▸ **Requirements**
Copy every line that holds "tình".

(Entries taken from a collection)
************

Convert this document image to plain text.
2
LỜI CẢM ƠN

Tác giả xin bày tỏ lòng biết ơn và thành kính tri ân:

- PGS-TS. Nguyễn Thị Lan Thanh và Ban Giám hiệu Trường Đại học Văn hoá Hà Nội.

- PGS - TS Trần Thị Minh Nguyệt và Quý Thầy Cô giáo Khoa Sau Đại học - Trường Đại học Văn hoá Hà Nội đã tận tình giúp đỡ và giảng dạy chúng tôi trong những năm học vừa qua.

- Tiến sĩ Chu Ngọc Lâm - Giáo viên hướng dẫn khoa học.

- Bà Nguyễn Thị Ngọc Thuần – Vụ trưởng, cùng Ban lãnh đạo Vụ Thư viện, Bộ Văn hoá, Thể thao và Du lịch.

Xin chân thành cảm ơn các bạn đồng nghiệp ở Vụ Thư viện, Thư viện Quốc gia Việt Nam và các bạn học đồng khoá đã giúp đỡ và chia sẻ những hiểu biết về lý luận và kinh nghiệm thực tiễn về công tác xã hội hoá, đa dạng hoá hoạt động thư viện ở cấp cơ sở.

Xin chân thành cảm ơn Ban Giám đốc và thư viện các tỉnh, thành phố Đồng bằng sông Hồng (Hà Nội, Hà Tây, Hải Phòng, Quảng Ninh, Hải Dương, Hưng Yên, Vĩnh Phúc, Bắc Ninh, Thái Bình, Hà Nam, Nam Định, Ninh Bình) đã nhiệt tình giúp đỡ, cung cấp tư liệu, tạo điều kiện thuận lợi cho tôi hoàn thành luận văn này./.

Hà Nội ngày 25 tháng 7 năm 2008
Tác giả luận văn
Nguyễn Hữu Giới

************

▸ **Output for this exercise**
- PGS - TS Trần Thị Minh Nguyệt và Quý Thầy Cô giáo Khoa Sau Đại học - Trường Đại học Văn hoá Hà Nội đã tận tình giúp đỡ và giảng dạy chúng tôi trong những năm học vừa qua.
Xin chân thành cảm ơn Ban Giám đốc và thư viện các tỉnh, thành phố Đồng bằng sông Hồng (Hà Nội, Hà Tây, Hải Phòng, Quảng Ninh, Hải Dương, Hưng Yên, Vĩnh Phúc, Bắc Ninh, Thái Bình, Hà Nam, Nam Định, Ninh Bình) đã nhiệt tình giúp đỡ, cung cấp tư liệu, tạo điều kiện thuận lợi cho tôi hoàn thành luận văn này./.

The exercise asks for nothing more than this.